**Written instruction:** All the data should be repeated exactly. Any image in it is left out.

**Records supplied:**
*-*-*

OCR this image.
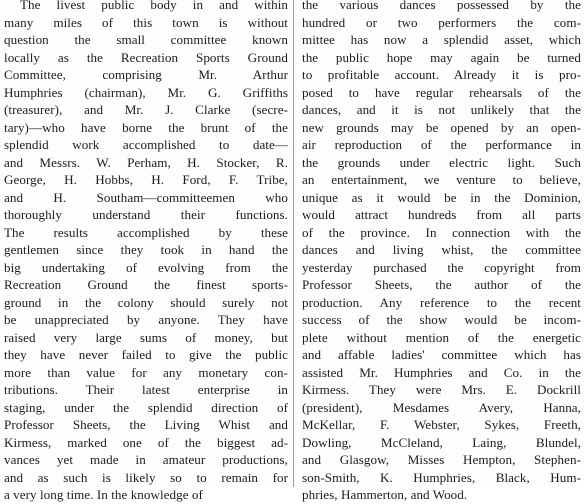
The livest public body in and within
many miles of this town is without
question the small committee known
locally as the Recreation Sports Ground
Committee, comprising Mr. Arthur
Humphries (chairman), Mr. G. Griffiths
(treasurer), and Mr. J. Clarke (secre-
tary)—who have borne the brunt of the
splendid work accomplished to date—
and Messrs. W. Perham, H. Stocker, R.
George, H. Hobbs, H. Ford, F. Tribe,
and H. Southam—committeemen who
thoroughly understand their functions.
The results accomplished by these
gentlemen since they took in hand the
big undertaking of evolving from the
Recreation Ground the finest sports-
ground in the colony should surely not
be unappreciated by anyone. They have
raised very large sums of money, but
they have never failed to give the public
more than value for any monetary con-
tributions. Their latest enterprise in
staging, under the splendid direction of
Professor Sheets, the Living Whist and
Kirmess, marked one of the biggest ad-
vances yet made in amateur productions,
and as such is likely so to remain for
a very long time. In the knowledge of
the various dances possessed by the
hundred or two performers the com-
mittee has now a splendid asset, which
the public hope may again be turned
to profitable account. Already it is pro-
posed to have regular rehearsals of the
dances, and it is not unlikely that the
new grounds may be opened by an open-
air reproduction of the performance in
the grounds under electric light. Such
an entertainment, we venture to believe,
unique as it would be in the Dominion,
would attract hundreds from all parts
of the province. In connection with the
dances and living whist, the committee
yesterday purchased the copyright from
Professor Sheets, the author of the
production. Any reference to the recent
success of the show would be incom-
plete without mention of the energetic
and affable ladies' committee which has
assisted Mr. Humphries and Co. in the
Kirmess. They were Mrs. E. Dockrill
(president), Mesdames Avery, Hanna,
McKellar, F. Webster, Sykes, Freeth,
Dowling, McCleland, Laing, Blundel,
and Glasgow, Misses Hempton, Stephen-
son-Smith, K. Humphries, Black, Hum-
phries, Hammerton, and Wood.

*-*-*

**Solution to this exercise:**
OCR this image.
The livest public body in and within
many miles of this town is without
question the small committee known
locally as the Recreation Sports Ground
Committee, comprising Mr. Arthur
Humphries (chairman), Mr. G. Griffiths
(treasurer), and Mr. J. Clarke (secre-
tary)—who have borne the brunt of the
splendid work accomplished to date—
and Messrs. W. Perham, H. Stocker, R.
George, H. Hobbs, H. Ford, F. Tribe,
and H. Southam—committeemen who
thoroughly understand their functions.
The results accomplished by these
gentlemen since they took in hand the
big undertaking of evolving from the
Recreation Ground the finest sports-
ground in the colony should surely not
be unappreciated by anyone. They have
raised very large sums of money, but
they have never failed to give the public
more than value for any monetary con-
tributions. Their latest enterprise in
staging, under the splendid direction of
Professor Sheets, the Living Whist and
Kirmess, marked one of the biggest ad-
vances yet made in amateur productions,
and as such is likely so to remain for
a very long time. In the knowledge of
the various dances possessed by the
hundred or two performers the com-
mittee has now a splendid asset, which
the public hope may again be turned
to profitable account. Already it is pro-
posed to have regular rehearsals of the
dances, and it is not unlikely that the
new grounds may be opened by an open-
air reproduction of the performance in
the grounds under electric light. Such
an entertainment, we venture to believe,
unique as it would be in the Dominion,
would attract hundreds from all parts
of the province. In connection with the
dances and living whist, the committee
yesterday purchased the copyright from
Professor Sheets, the author of the
production. Any reference to the recent
success of the show would be incom-
plete without mention of the energetic
and affable ladies' committee which has
assisted Mr. Humphries and Co. in the
Kirmess. They were Mrs. E. Dockrill
(president), Mesdames Avery, Hanna,
McKellar, F. Webster, Sykes, Freeth,
Dowling, McCleland, Laing, Blundel,
and Glasgow, Misses Hempton, Stephen-
son-Smith, K. Humphries, Black, Hum-
phries, Hammerton, and Wood.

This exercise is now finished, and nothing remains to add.